Each entry below must be repeated word for word.

Dataset rows about figures
┄┄┄┄┄┄┄┄┄┄┄┄┄┄┄┄┄┄┄┄

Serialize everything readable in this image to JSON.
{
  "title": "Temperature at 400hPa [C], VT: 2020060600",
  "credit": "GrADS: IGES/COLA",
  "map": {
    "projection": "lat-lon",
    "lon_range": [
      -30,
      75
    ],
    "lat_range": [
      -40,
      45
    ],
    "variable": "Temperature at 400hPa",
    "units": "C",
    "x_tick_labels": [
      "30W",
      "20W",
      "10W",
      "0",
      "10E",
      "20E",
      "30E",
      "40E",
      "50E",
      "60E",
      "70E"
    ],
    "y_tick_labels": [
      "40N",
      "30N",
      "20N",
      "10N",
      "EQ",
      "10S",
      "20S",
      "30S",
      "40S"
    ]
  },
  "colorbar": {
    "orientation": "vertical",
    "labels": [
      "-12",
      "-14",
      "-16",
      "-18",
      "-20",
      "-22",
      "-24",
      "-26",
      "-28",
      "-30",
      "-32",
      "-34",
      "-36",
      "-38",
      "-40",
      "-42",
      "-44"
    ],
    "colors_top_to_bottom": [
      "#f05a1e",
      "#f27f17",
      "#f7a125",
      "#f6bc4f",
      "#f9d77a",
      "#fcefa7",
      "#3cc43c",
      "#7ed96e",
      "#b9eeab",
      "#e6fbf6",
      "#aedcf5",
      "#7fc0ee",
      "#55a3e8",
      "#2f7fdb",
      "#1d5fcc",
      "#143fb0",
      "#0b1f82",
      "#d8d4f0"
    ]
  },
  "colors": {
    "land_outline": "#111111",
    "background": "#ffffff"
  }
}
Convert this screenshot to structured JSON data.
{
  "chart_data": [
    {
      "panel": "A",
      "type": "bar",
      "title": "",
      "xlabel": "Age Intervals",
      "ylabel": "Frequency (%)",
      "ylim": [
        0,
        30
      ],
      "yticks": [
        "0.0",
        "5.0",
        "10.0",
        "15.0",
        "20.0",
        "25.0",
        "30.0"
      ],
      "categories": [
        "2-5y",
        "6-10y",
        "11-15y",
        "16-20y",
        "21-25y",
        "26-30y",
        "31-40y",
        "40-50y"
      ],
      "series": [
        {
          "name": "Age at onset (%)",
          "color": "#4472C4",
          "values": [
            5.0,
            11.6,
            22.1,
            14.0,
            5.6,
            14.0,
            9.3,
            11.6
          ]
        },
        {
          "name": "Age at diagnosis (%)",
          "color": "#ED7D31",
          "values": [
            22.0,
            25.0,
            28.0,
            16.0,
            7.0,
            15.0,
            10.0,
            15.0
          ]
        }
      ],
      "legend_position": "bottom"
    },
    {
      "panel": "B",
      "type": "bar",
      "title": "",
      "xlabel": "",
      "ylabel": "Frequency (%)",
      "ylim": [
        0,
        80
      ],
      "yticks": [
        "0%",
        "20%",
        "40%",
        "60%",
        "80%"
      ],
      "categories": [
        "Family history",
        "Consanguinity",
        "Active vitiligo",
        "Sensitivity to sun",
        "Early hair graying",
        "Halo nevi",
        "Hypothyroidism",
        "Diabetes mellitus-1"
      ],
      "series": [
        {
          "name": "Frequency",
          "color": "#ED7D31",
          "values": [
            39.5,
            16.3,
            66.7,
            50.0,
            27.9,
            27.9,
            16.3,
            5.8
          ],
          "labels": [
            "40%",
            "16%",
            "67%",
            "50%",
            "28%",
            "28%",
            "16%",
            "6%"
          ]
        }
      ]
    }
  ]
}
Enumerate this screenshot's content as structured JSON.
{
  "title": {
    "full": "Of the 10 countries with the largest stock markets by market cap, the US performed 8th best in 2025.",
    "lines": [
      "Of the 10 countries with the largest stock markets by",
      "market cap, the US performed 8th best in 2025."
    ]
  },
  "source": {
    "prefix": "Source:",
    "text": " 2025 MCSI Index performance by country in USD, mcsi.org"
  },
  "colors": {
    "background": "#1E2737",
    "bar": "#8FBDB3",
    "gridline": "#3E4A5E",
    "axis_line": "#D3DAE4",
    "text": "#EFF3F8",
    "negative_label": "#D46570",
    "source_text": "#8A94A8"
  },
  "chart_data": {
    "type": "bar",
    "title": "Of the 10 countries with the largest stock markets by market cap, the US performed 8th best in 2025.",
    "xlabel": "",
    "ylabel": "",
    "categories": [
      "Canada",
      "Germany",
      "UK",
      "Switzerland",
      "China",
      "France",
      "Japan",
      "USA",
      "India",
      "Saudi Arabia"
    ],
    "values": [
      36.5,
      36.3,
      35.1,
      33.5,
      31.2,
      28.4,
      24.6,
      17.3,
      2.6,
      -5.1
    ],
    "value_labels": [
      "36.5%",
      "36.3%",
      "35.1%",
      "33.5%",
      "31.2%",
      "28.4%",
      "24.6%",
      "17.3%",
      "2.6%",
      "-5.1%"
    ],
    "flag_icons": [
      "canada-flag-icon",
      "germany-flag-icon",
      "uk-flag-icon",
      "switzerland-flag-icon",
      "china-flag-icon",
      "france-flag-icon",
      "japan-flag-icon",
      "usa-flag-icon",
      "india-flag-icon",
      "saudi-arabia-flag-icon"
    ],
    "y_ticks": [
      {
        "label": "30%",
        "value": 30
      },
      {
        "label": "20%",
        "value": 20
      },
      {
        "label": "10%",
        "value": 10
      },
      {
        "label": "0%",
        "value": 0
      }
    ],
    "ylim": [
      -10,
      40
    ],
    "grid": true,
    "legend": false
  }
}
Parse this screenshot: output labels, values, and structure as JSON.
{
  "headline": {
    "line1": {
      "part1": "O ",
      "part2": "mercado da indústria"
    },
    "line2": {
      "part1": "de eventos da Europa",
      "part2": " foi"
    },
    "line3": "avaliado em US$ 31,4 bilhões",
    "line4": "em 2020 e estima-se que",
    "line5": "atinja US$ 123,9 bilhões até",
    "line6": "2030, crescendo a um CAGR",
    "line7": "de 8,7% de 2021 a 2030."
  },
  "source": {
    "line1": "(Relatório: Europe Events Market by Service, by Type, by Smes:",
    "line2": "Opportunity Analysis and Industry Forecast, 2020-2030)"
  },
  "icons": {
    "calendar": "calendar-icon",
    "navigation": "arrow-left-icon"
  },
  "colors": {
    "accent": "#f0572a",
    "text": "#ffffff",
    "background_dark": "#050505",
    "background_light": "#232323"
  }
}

┄┄┄┄┄┄┄┄┄┄┄┄┄┄┄┄┄┄┄┄

- Task solution
Serialize everything readable in this image to JSON.
{
  "title": "Temperature at 400hPa [C], VT: 2020060600",
  "credit": "GrADS: IGES/COLA",
  "map": {
    "projection": "lat-lon",
    "lon_range": [
      -30,
      75
    ],
    "lat_range": [
      -40,
      45
    ],
    "variable": "Temperature at 400hPa",
    "units": "C",
    "x_tick_labels": [
      "30W",
      "20W",
      "10W",
      "0",
      "10E",
      "20E",
      "30E",
      "40E",
      "50E",
      "60E",
      "70E"
    ],
    "y_tick_labels": [
      "40N",
      "30N",
      "20N",
      "10N",
      "EQ",
      "10S",
      "20S",
      "30S",
      "40S"
    ]
  },
  "colorbar": {
    "orientation": "vertical",
    "labels": [
      "-12",
      "-14",
      "-16",
      "-18",
      "-20",
      "-22",
      "-24",
      "-26",
      "-28",
      "-30",
      "-32",
      "-34",
      "-36",
      "-38",
      "-40",
      "-42",
      "-44"
    ],
    "colors_top_to_bottom": [
      "#f05a1e",
      "#f27f17",
      "#f7a125",
      "#f6bc4f",
      "#f9d77a",
      "#fcefa7",
      "#3cc43c",
      "#7ed96e",
      "#b9eeab",
      "#e6fbf6",
      "#aedcf5",
      "#7fc0ee",
      "#55a3e8",
      "#2f7fdb",
      "#1d5fcc",
      "#143fb0",
      "#0b1f82",
      "#d8d4f0"
    ]
  },
  "colors": {
    "land_outline": "#111111",
    "background": "#ffffff"
  }
}
Convert this screenshot to structured JSON data.
{
  "chart_data": [
    {
      "panel": "A",
      "type": "bar",
      "title": "",
      "xlabel": "Age Intervals",
      "ylabel": "Frequency (%)",
      "ylim": [
        0,
        30
      ],
      "yticks": [
        "0.0",
        "5.0",
        "10.0",
        "15.0",
        "20.0",
        "25.0",
        "30.0"
      ],
      "categories": [
        "2-5y",
        "6-10y",
        "11-15y",
        "16-20y",
        "21-25y",
        "26-30y",
        "31-40y",
        "40-50y"
      ],
      "series": [
        {
          "name": "Age at onset (%)",
          "color": "#4472C4",
          "values": [
            5.0,
            11.6,
            22.1,
            14.0,
            5.6,
            14.0,
            9.3,
            11.6
          ]
        },
        {
          "name": "Age at diagnosis (%)",
          "color": "#ED7D31",
          "values": [
            22.0,
            25.0,
            28.0,
            16.0,
            7.0,
            15.0,
            10.0,
            15.0
          ]
        }
      ],
      "legend_position": "bottom"
    },
    {
      "panel": "B",
      "type": "bar",
      "title": "",
      "xlabel": "",
      "ylabel": "Frequency (%)",
      "ylim": [
        0,
        80
      ],
      "yticks": [
        "0%",
        "20%",
        "40%",
        "60%",
        "80%"
      ],
      "categories": [
        "Family history",
        "Consanguinity",
        "Active vitiligo",
        "Sensitivity to sun",
        "Early hair graying",
        "Halo nevi",
        "Hypothyroidism",
        "Diabetes mellitus-1"
      ],
      "series": [
        {
          "name": "Frequency",
          "color": "#ED7D31",
          "values": [
            39.5,
            16.3,
            66.7,
            50.0,
            27.9,
            27.9,
            16.3,
            5.8
          ],
          "labels": [
            "40%",
            "16%",
            "67%",
            "50%",
            "28%",
            "28%",
            "16%",
            "6%"
          ]
        }
      ]
    }
  ]
}
Enumerate this screenshot's content as structured JSON.
{
  "title": {
    "full": "Of the 10 countries with the largest stock markets by market cap, the US performed 8th best in 2025.",
    "lines": [
      "Of the 10 countries with the largest stock markets by",
      "market cap, the US performed 8th best in 2025."
    ]
  },
  "source": {
    "prefix": "Source:",
    "text": " 2025 MCSI Index performance by country in USD, mcsi.org"
  },
  "colors": {
    "background": "#1E2737",
    "bar": "#8FBDB3",
    "gridline": "#3E4A5E",
    "axis_line": "#D3DAE4",
    "text": "#EFF3F8",
    "negative_label": "#D46570",
    "source_text": "#8A94A8"
  },
  "chart_data": {
    "type": "bar",
    "title": "Of the 10 countries with the largest stock markets by market cap, the US performed 8th best in 2025.",
    "xlabel": "",
    "ylabel": "",
    "categories": [
      "Canada",
      "Germany",
      "UK",
      "Switzerland",
      "China",
      "France",
      "Japan",
      "USA",
      "India",
      "Saudi Arabia"
    ],
    "values": [
      36.5,
      36.3,
      35.1,
      33.5,
      31.2,
      28.4,
      24.6,
      17.3,
      2.6,
      -5.1
    ],
    "value_labels": [
      "36.5%",
      "36.3%",
      "35.1%",
      "33.5%",
      "31.2%",
      "28.4%",
      "24.6%",
      "17.3%",
      "2.6%",
      "-5.1%"
    ],
    "flag_icons": [
      "canada-flag-icon",
      "germany-flag-icon",
      "uk-flag-icon",
      "switzerland-flag-icon",
      "china-flag-icon",
      "france-flag-icon",
      "japan-flag-icon",
      "usa-flag-icon",
      "india-flag-icon",
      "saudi-arabia-flag-icon"
    ],
    "y_ticks": [
      {
        "label": "30%",
        "value": 30
      },
      {
        "label": "20%",
        "value": 20
      },
      {
        "label": "10%",
        "value": 10
      },
      {
        "label": "0%",
        "value": 0
      }
    ],
    "ylim": [
      -10,
      40
    ],
    "grid": true,
    "legend": false
  }
}
Parse this screenshot: output labels, values, and structure as JSON.
{
  "headline": {
    "line1": {
      "part1": "O ",
      "part2": "mercado da indústria"
    },
    "line2": {
      "part1": "de eventos da Europa",
      "part2": " foi"
    },
    "line3": "avaliado em US$ 31,4 bilhões",
    "line4": "em 2020 e estima-se que",
    "line5": "atinja US$ 123,9 bilhões até",
    "line6": "2030, crescendo a um CAGR",
    "line7": "de 8,7% de 2021 a 2030."
  },
  "source": {
    "line1": "(Relatório: Europe Events Market by Service, by Type, by Smes:",
    "line2": "Opportunity Analysis and Industry Forecast, 2020-2030)"
  },
  "icons": {
    "calendar": "calendar-icon",
    "navigation": "arrow-left-icon"
  },
  "colors": {
    "accent": "#f0572a",
    "text": "#ffffff",
    "background_dark": "#050505",
    "background_light": "#232323"
  }
}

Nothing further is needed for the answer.